Records that describe figures
::::::::

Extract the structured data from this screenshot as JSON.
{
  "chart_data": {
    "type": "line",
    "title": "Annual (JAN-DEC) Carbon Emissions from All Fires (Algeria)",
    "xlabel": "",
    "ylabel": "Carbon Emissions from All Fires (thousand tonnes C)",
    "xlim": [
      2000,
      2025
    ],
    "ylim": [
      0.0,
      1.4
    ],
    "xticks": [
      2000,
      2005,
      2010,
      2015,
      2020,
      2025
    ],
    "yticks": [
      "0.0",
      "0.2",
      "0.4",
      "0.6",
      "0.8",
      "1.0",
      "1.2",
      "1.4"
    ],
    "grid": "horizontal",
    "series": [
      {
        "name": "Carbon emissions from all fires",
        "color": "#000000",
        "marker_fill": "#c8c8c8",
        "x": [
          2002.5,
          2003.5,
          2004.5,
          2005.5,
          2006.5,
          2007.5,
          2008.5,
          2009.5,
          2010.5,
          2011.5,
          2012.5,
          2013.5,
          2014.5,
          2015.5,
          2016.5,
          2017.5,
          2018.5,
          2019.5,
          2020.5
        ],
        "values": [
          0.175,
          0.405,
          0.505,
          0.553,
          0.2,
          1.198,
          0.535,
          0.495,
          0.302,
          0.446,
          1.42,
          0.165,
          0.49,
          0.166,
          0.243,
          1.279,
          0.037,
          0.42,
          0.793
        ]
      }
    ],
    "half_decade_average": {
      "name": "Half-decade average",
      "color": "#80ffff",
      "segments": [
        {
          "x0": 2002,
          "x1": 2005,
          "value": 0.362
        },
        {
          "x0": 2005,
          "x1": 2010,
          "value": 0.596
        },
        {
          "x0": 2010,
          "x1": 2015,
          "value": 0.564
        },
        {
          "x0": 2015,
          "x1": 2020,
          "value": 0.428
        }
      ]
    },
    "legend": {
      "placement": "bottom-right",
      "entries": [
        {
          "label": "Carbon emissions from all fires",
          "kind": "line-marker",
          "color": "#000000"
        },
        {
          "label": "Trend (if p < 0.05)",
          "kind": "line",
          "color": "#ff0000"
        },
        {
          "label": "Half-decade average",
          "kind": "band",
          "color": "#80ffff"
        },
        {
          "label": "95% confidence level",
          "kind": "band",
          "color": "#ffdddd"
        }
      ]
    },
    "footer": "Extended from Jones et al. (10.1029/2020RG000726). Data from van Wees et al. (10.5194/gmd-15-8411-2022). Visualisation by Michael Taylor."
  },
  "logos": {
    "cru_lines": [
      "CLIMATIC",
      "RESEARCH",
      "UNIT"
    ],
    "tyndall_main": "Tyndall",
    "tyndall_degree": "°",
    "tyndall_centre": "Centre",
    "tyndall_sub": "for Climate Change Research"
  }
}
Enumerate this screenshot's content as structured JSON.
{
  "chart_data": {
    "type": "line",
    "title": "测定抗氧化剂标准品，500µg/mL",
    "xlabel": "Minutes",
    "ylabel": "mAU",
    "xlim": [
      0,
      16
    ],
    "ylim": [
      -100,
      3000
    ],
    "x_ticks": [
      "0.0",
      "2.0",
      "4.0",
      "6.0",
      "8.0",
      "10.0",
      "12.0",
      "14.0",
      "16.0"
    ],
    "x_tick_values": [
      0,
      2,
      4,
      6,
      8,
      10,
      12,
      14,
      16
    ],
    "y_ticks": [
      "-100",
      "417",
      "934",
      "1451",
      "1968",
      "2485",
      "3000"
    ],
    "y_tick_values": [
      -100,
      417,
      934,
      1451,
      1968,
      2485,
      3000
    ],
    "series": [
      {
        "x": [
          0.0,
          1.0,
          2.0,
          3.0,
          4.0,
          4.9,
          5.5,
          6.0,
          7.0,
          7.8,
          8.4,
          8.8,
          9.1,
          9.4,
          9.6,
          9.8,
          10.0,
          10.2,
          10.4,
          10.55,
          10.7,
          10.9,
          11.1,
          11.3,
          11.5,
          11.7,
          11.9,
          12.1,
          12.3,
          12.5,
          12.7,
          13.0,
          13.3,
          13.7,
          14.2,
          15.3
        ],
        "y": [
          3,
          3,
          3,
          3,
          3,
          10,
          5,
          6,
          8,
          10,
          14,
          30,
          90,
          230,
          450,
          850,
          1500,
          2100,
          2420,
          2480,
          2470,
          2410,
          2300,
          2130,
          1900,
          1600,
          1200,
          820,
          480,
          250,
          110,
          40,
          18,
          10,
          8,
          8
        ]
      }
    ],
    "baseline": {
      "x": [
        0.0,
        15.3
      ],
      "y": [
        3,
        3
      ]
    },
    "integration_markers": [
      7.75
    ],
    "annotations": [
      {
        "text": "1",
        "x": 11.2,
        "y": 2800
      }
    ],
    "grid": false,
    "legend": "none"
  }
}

::::::::

• _Your instructions_:
Write the listing out again, exactly as shown above.

• _Response to the exercise_:
Extract the structured data from this screenshot as JSON.
{
  "chart_data": {
    "type": "line",
    "title": "Annual (JAN-DEC) Carbon Emissions from All Fires (Algeria)",
    "xlabel": "",
    "ylabel": "Carbon Emissions from All Fires (thousand tonnes C)",
    "xlim": [
      2000,
      2025
    ],
    "ylim": [
      0.0,
      1.4
    ],
    "xticks": [
      2000,
      2005,
      2010,
      2015,
      2020,
      2025
    ],
    "yticks": [
      "0.0",
      "0.2",
      "0.4",
      "0.6",
      "0.8",
      "1.0",
      "1.2",
      "1.4"
    ],
    "grid": "horizontal",
    "series": [
      {
        "name": "Carbon emissions from all fires",
        "color": "#000000",
        "marker_fill": "#c8c8c8",
        "x": [
          2002.5,
          2003.5,
          2004.5,
          2005.5,
          2006.5,
          2007.5,
          2008.5,
          2009.5,
          2010.5,
          2011.5,
          2012.5,
          2013.5,
          2014.5,
          2015.5,
          2016.5,
          2017.5,
          2018.5,
          2019.5,
          2020.5
        ],
        "values": [
          0.175,
          0.405,
          0.505,
          0.553,
          0.2,
          1.198,
          0.535,
          0.495,
          0.302,
          0.446,
          1.42,
          0.165,
          0.49,
          0.166,
          0.243,
          1.279,
          0.037,
          0.42,
          0.793
        ]
      }
    ],
    "half_decade_average": {
      "name": "Half-decade average",
      "color": "#80ffff",
      "segments": [
        {
          "x0": 2002,
          "x1": 2005,
          "value": 0.362
        },
        {
          "x0": 2005,
          "x1": 2010,
          "value": 0.596
        },
        {
          "x0": 2010,
          "x1": 2015,
          "value": 0.564
        },
        {
          "x0": 2015,
          "x1": 2020,
          "value": 0.428
        }
      ]
    },
    "legend": {
      "placement": "bottom-right",
      "entries": [
        {
          "label": "Carbon emissions from all fires",
          "kind": "line-marker",
          "color": "#000000"
        },
        {
          "label": "Trend (if p < 0.05)",
          "kind": "line",
          "color": "#ff0000"
        },
        {
          "label": "Half-decade average",
          "kind": "band",
          "color": "#80ffff"
        },
        {
          "label": "95% confidence level",
          "kind": "band",
          "color": "#ffdddd"
        }
      ]
    },
    "footer": "Extended from Jones et al. (10.1029/2020RG000726). Data from van Wees et al. (10.5194/gmd-15-8411-2022). Visualisation by Michael Taylor."
  },
  "logos": {
    "cru_lines": [
      "CLIMATIC",
      "RESEARCH",
      "UNIT"
    ],
    "tyndall_main": "Tyndall",
    "tyndall_degree": "°",
    "tyndall_centre": "Centre",
    "tyndall_sub": "for Climate Change Research"
  }
}
Enumerate this screenshot's content as structured JSON.
{
  "chart_data": {
    "type": "line",
    "title": "测定抗氧化剂标准品，500µg/mL",
    "xlabel": "Minutes",
    "ylabel": "mAU",
    "xlim": [
      0,
      16
    ],
    "ylim": [
      -100,
      3000
    ],
    "x_ticks": [
      "0.0",
      "2.0",
      "4.0",
      "6.0",
      "8.0",
      "10.0",
      "12.0",
      "14.0",
      "16.0"
    ],
    "x_tick_values": [
      0,
      2,
      4,
      6,
      8,
      10,
      12,
      14,
      16
    ],
    "y_ticks": [
      "-100",
      "417",
      "934",
      "1451",
      "1968",
      "2485",
      "3000"
    ],
    "y_tick_values": [
      -100,
      417,
      934,
      1451,
      1968,
      2485,
      3000
    ],
    "series": [
      {
        "x": [
          0.0,
          1.0,
          2.0,
          3.0,
          4.0,
          4.9,
          5.5,
          6.0,
          7.0,
          7.8,
          8.4,
          8.8,
          9.1,
          9.4,
          9.6,
          9.8,
          10.0,
          10.2,
          10.4,
          10.55,
          10.7,
          10.9,
          11.1,
          11.3,
          11.5,
          11.7,
          11.9,
          12.1,
          12.3,
          12.5,
          12.7,
          13.0,
          13.3,
          13.7,
          14.2,
          15.3
        ],
        "y": [
          3,
          3,
          3,
          3,
          3,
          10,
          5,
          6,
          8,
          10,
          14,
          30,
          90,
          230,
          450,
          850,
          1500,
          2100,
          2420,
          2480,
          2470,
          2410,
          2300,
          2130,
          1900,
          1600,
          1200,
          820,
          480,
          250,
          110,
          40,
          18,
          10,
          8,
          8
        ]
      }
    ],
    "baseline": {
      "x": [
        0.0,
        15.3
      ],
      "y": [
        3,
        3
      ]
    },
    "integration_markers": [
      7.75
    ],
    "annotations": [
      {
        "text": "1",
        "x": 11.2,
        "y": 2800
      }
    ],
    "grid": false,
    "legend": "none"
  }
}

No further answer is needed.